## BEGIN Supplied material

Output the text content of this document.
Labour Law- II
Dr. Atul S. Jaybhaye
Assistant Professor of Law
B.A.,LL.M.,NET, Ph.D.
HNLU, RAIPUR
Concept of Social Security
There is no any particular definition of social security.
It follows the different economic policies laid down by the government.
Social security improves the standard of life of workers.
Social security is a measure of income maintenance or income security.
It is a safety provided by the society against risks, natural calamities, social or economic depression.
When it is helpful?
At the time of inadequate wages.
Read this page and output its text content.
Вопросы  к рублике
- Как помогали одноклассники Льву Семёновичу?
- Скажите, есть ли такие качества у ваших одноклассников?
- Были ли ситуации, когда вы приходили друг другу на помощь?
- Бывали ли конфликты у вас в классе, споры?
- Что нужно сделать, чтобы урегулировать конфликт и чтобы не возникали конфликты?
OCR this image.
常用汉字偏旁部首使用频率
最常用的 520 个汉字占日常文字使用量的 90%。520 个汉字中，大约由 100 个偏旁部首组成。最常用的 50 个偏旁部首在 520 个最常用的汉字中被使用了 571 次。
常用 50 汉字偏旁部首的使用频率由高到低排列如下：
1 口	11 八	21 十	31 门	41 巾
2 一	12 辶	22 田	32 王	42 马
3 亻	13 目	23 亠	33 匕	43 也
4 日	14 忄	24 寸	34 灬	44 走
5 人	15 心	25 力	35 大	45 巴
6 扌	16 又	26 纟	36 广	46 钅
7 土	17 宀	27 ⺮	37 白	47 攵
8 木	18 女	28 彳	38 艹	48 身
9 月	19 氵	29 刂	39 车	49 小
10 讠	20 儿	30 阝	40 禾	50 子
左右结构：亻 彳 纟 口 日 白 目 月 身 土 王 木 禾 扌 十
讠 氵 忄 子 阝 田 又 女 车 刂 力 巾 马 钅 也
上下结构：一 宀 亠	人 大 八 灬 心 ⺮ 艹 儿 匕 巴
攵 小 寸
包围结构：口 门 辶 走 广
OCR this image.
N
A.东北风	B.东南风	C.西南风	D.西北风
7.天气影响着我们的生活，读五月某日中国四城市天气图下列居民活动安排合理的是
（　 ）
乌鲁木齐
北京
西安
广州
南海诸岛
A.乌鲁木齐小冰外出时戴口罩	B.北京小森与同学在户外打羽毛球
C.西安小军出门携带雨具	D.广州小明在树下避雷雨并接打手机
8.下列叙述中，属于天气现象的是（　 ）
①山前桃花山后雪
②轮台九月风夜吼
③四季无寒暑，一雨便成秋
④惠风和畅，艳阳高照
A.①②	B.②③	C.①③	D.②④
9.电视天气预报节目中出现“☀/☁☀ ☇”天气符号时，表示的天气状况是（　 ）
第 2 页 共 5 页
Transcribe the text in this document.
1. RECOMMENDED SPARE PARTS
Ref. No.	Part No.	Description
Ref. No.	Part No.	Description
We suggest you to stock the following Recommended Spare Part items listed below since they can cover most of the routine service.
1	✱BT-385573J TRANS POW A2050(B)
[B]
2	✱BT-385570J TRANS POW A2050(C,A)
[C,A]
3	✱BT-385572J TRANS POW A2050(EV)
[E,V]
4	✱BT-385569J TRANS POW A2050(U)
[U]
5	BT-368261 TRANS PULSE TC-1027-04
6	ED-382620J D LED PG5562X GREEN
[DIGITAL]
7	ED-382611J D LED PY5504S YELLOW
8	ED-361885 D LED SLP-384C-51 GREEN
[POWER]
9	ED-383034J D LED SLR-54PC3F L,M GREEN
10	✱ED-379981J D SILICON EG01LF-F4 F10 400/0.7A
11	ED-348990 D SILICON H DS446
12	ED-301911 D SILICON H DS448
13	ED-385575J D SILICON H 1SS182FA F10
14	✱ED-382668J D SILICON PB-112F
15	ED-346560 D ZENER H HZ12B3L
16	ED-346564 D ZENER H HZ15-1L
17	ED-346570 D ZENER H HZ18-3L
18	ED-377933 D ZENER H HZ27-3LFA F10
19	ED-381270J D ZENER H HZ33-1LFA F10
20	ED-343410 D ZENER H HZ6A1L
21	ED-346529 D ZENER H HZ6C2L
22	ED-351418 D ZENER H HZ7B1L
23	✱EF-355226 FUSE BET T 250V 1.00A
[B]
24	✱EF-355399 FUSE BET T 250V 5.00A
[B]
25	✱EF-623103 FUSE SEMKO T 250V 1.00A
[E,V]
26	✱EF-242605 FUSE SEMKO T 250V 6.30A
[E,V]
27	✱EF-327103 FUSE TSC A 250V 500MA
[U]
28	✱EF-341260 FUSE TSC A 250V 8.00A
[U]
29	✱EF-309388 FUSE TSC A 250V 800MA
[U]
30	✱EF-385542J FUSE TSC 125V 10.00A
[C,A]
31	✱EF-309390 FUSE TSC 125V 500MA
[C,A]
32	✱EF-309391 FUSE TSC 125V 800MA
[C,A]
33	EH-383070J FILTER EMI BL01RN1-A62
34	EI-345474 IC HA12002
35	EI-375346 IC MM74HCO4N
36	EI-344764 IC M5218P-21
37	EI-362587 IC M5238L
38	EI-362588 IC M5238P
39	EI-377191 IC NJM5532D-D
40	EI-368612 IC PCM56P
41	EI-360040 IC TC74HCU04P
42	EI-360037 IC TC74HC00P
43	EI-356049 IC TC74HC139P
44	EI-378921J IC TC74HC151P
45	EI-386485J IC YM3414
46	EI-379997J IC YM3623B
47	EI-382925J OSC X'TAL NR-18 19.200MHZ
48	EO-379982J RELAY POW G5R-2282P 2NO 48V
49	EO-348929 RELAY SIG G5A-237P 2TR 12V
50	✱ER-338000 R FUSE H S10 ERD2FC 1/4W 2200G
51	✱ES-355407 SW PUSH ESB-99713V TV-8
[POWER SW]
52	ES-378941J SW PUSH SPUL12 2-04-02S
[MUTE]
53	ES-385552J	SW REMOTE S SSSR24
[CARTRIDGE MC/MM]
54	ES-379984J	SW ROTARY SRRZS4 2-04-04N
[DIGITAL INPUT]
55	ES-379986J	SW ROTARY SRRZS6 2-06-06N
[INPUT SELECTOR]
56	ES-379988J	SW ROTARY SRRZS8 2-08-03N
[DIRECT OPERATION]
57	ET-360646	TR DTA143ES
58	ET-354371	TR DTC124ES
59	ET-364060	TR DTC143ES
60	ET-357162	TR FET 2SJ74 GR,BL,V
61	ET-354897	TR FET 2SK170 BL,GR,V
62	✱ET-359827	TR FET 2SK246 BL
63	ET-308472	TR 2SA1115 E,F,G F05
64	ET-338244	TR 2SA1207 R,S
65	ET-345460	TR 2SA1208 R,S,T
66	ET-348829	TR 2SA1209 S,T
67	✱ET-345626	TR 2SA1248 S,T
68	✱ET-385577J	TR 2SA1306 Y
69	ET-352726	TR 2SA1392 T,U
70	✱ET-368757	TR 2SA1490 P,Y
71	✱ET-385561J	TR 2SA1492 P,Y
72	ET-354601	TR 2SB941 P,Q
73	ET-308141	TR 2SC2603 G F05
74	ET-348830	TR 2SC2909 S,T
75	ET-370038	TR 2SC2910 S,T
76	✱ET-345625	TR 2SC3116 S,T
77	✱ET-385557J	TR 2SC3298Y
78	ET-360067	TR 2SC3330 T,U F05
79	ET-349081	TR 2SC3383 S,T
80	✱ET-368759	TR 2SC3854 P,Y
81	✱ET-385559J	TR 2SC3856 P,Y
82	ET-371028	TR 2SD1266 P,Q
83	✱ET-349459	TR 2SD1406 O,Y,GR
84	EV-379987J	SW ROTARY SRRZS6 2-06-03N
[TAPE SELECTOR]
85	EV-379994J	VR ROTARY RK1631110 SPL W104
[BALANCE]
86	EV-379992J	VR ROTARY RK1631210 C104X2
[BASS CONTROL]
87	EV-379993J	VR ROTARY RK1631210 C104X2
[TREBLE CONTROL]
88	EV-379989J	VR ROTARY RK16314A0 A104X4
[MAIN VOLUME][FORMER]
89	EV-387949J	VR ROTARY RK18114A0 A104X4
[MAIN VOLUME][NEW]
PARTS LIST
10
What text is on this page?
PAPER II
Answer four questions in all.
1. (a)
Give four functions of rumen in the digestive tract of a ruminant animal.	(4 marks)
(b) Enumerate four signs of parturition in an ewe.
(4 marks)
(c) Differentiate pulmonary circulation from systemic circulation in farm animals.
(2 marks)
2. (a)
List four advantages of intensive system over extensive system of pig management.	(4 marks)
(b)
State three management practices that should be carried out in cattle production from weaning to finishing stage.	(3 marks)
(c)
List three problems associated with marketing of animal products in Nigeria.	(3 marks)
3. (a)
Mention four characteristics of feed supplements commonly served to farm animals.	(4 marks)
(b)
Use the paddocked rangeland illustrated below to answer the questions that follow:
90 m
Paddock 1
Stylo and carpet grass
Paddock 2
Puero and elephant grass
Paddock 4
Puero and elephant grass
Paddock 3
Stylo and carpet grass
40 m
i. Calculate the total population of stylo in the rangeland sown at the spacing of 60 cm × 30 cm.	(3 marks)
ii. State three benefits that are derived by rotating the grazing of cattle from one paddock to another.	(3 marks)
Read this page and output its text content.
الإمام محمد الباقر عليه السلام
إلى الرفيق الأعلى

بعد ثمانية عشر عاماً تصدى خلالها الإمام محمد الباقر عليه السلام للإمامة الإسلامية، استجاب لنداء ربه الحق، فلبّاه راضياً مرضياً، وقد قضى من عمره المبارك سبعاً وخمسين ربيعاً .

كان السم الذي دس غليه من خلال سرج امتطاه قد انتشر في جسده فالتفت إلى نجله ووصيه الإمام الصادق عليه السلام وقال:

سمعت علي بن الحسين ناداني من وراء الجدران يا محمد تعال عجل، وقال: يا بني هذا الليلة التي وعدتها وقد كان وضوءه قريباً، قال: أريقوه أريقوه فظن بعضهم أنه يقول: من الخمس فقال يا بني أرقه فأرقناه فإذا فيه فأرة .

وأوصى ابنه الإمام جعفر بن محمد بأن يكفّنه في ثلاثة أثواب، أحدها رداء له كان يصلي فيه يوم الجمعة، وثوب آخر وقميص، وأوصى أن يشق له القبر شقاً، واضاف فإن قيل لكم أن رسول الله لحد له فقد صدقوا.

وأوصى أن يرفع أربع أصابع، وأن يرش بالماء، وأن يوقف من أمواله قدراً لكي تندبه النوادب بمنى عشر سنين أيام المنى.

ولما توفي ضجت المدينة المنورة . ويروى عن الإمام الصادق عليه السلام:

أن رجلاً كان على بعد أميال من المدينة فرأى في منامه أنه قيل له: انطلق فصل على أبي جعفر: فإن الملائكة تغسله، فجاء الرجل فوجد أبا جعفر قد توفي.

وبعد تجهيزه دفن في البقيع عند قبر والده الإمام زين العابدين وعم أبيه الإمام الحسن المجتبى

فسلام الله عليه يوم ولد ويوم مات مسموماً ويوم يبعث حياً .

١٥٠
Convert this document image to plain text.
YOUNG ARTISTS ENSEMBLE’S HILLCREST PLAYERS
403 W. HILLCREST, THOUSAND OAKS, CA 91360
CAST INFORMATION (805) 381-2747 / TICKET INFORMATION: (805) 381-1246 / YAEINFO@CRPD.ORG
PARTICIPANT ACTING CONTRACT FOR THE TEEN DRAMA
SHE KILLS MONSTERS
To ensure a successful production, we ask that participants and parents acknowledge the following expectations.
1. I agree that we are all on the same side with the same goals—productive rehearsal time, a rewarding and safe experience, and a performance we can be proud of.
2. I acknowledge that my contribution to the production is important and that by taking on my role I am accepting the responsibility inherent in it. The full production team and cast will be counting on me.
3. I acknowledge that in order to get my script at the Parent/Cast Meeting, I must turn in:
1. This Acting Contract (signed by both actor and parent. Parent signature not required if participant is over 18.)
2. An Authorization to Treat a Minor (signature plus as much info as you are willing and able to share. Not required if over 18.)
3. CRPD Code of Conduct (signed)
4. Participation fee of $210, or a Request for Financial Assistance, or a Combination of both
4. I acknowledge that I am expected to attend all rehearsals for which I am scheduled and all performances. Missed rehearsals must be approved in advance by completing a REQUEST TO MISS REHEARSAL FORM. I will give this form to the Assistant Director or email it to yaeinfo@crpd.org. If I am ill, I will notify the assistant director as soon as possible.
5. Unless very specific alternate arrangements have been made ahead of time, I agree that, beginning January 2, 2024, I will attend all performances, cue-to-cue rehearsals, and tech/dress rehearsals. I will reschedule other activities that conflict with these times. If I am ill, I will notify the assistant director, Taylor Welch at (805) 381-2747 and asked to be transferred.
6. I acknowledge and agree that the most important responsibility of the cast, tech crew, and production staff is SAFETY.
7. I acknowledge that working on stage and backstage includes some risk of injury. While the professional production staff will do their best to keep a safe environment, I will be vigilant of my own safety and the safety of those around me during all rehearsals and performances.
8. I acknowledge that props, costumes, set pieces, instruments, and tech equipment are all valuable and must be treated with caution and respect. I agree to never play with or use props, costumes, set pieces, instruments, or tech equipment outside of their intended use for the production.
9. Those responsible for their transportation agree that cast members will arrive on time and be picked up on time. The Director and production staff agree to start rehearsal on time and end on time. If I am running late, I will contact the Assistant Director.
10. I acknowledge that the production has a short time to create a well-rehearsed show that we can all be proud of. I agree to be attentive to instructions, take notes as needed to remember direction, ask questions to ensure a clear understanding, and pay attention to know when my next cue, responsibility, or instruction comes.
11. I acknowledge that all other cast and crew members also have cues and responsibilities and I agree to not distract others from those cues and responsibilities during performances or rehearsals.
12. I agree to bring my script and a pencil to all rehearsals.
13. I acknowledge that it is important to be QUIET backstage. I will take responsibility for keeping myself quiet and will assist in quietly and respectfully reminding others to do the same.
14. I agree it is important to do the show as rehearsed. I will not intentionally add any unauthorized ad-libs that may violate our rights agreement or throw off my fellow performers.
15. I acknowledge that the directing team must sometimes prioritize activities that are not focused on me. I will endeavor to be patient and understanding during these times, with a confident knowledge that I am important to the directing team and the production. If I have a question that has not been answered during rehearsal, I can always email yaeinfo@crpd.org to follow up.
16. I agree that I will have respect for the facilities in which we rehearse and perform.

## END Supplied material

Problem statement: Copy out every line holding the string "three".

Task answer:
State three management practices that should be carried out in cattle production from weaning to finishing stage.	(3 marks)
List three problems associated with marketing of animal products in Nigeria.	(3 marks)
ii. State three benefits that are derived by rotating the grazing of cattle from one paddock to another.	(3 marks)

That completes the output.